> [What is required]:
Filter the records below and copy every line containing the word "valley".

> [The input]:
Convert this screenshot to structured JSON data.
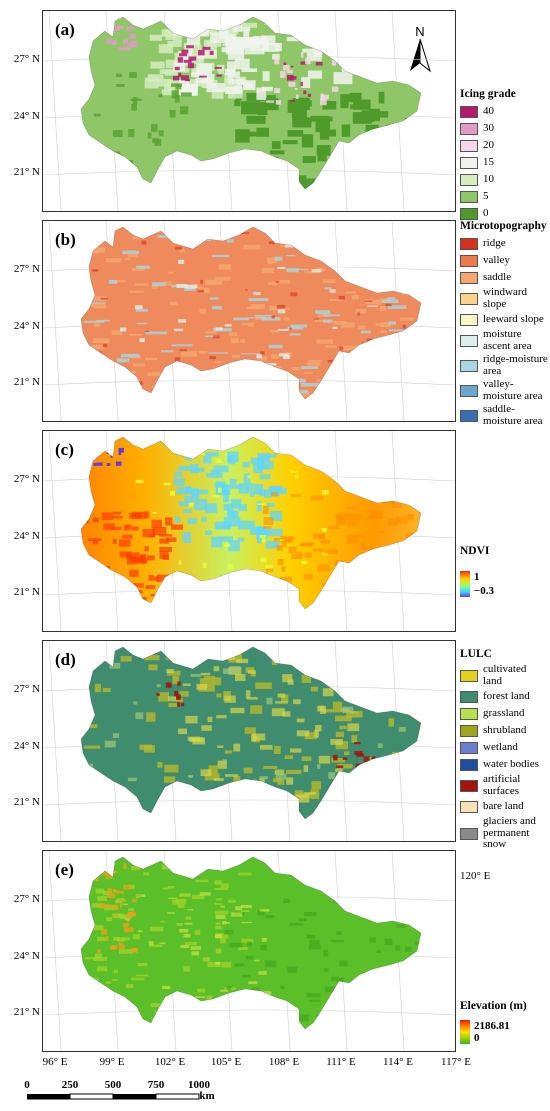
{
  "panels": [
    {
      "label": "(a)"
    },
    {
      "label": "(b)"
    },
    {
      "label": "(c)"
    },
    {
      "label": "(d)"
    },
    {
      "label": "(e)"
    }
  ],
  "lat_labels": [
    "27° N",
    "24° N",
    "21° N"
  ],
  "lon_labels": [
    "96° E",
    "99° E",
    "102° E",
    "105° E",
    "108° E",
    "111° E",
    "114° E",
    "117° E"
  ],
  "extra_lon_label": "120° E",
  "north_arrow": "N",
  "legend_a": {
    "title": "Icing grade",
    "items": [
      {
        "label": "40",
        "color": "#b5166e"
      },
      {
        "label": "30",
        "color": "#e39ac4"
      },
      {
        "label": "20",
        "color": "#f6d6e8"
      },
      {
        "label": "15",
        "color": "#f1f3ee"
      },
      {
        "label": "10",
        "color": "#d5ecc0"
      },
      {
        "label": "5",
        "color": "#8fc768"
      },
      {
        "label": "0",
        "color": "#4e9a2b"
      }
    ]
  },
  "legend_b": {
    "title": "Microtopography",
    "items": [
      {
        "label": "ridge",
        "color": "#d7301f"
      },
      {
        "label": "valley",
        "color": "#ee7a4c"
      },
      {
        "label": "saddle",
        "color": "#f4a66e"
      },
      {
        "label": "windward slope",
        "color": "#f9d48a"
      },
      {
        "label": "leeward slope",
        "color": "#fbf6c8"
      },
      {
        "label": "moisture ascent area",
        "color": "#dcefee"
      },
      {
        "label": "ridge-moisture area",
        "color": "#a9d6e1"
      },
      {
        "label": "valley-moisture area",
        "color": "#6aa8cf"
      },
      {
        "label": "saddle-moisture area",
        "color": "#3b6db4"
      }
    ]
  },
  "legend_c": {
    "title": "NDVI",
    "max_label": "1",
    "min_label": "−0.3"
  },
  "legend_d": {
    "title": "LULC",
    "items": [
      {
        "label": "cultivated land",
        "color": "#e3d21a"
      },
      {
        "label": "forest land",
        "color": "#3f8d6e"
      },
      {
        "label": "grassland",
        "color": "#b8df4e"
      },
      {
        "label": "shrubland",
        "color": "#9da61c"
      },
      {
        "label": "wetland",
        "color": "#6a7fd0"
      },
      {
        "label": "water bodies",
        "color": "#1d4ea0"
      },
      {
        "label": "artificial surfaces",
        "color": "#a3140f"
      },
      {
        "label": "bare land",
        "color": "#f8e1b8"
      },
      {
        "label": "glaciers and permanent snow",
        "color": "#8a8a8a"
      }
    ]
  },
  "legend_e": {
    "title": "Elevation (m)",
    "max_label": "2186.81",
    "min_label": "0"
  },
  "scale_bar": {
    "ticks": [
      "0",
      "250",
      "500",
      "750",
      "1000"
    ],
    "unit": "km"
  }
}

---

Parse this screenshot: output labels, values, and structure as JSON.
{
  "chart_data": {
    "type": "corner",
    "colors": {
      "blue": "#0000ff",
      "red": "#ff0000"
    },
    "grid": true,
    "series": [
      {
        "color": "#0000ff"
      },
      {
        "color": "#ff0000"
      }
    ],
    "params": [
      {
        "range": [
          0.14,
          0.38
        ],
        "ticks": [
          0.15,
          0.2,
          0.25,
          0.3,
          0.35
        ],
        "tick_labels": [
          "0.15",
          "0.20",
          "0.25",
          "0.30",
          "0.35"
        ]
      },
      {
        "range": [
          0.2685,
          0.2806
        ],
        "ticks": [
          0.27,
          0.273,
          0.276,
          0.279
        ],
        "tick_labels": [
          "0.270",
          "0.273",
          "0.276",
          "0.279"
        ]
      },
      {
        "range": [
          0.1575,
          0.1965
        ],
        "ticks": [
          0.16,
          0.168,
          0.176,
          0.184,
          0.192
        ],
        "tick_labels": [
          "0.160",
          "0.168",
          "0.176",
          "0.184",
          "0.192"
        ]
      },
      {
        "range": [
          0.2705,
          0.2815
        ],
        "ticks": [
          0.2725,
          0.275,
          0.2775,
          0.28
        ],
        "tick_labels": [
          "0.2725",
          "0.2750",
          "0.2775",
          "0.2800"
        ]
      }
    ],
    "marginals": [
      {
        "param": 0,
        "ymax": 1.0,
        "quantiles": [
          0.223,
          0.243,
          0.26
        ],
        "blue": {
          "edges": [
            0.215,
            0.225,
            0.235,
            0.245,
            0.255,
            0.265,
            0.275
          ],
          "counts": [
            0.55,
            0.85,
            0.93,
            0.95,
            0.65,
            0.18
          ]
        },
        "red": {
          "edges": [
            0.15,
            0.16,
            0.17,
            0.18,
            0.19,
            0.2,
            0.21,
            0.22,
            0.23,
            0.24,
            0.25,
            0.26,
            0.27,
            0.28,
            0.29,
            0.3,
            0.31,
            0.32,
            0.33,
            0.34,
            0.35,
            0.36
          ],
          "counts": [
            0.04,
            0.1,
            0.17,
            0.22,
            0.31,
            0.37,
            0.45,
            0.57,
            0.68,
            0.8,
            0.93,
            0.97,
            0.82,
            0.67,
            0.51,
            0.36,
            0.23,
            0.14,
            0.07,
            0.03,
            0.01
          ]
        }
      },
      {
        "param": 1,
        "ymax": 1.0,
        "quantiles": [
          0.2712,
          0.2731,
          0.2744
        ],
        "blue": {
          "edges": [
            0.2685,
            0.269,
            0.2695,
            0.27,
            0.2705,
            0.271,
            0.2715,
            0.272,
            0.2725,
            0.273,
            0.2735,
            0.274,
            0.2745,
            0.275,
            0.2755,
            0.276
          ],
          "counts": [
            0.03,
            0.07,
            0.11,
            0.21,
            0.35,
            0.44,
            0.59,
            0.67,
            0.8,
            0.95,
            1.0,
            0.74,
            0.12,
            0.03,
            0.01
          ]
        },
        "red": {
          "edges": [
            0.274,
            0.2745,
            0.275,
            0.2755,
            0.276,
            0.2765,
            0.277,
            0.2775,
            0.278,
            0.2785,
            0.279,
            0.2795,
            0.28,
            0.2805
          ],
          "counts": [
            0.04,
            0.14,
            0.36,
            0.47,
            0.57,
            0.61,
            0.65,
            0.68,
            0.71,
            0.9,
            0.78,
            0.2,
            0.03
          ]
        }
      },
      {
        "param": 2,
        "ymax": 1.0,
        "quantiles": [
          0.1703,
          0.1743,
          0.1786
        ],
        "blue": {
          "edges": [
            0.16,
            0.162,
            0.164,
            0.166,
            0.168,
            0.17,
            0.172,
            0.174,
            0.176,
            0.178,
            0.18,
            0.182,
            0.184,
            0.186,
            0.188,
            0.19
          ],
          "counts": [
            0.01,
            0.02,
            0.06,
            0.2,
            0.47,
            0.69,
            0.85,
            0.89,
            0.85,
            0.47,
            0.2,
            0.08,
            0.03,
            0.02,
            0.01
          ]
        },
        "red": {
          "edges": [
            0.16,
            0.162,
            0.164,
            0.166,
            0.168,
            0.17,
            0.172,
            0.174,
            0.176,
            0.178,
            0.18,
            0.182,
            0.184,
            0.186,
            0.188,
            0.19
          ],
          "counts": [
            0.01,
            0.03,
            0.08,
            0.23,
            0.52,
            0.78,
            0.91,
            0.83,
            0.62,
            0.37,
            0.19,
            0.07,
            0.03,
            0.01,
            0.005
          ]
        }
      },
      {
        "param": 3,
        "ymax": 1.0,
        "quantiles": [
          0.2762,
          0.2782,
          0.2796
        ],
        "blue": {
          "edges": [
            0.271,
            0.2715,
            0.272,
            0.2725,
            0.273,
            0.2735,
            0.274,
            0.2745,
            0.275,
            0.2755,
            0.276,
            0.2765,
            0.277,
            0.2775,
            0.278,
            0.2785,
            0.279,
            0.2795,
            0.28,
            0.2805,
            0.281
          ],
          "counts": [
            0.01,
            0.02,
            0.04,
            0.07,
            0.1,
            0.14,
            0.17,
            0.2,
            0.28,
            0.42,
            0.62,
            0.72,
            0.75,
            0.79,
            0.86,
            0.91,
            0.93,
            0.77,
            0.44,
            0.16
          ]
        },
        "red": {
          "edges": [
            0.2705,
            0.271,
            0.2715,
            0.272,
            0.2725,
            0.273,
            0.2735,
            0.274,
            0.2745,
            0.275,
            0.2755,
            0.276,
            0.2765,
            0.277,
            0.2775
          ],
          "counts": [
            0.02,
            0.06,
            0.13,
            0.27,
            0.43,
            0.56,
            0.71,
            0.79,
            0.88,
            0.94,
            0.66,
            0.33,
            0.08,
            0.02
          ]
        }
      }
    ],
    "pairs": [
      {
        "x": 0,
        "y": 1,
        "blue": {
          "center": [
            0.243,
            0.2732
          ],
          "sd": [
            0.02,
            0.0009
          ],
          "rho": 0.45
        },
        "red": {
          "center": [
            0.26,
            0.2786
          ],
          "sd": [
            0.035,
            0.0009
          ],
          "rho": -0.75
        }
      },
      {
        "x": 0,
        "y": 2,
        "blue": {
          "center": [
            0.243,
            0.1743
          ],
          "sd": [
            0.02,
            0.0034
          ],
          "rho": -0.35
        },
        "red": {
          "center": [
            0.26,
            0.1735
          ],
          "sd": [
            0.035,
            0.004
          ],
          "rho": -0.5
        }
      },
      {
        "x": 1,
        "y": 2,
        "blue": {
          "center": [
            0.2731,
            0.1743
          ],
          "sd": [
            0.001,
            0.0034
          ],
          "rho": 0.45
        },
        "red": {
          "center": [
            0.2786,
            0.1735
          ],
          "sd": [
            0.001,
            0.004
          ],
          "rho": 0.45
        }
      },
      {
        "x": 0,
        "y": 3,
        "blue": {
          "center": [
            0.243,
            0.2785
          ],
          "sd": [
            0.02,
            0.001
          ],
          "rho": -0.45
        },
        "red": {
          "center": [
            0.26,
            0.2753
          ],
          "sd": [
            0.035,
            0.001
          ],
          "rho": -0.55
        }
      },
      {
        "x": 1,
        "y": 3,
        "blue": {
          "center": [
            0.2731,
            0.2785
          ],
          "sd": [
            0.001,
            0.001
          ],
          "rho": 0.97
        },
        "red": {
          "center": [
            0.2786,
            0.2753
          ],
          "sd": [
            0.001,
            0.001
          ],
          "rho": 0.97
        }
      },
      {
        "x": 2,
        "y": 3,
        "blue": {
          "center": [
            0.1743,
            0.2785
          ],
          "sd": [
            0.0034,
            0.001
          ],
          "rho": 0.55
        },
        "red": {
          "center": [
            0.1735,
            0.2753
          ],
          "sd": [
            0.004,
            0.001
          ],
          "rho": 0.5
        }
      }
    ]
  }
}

> [Right answer]:
        "label": "valley",
        "label": "valley-moisture area",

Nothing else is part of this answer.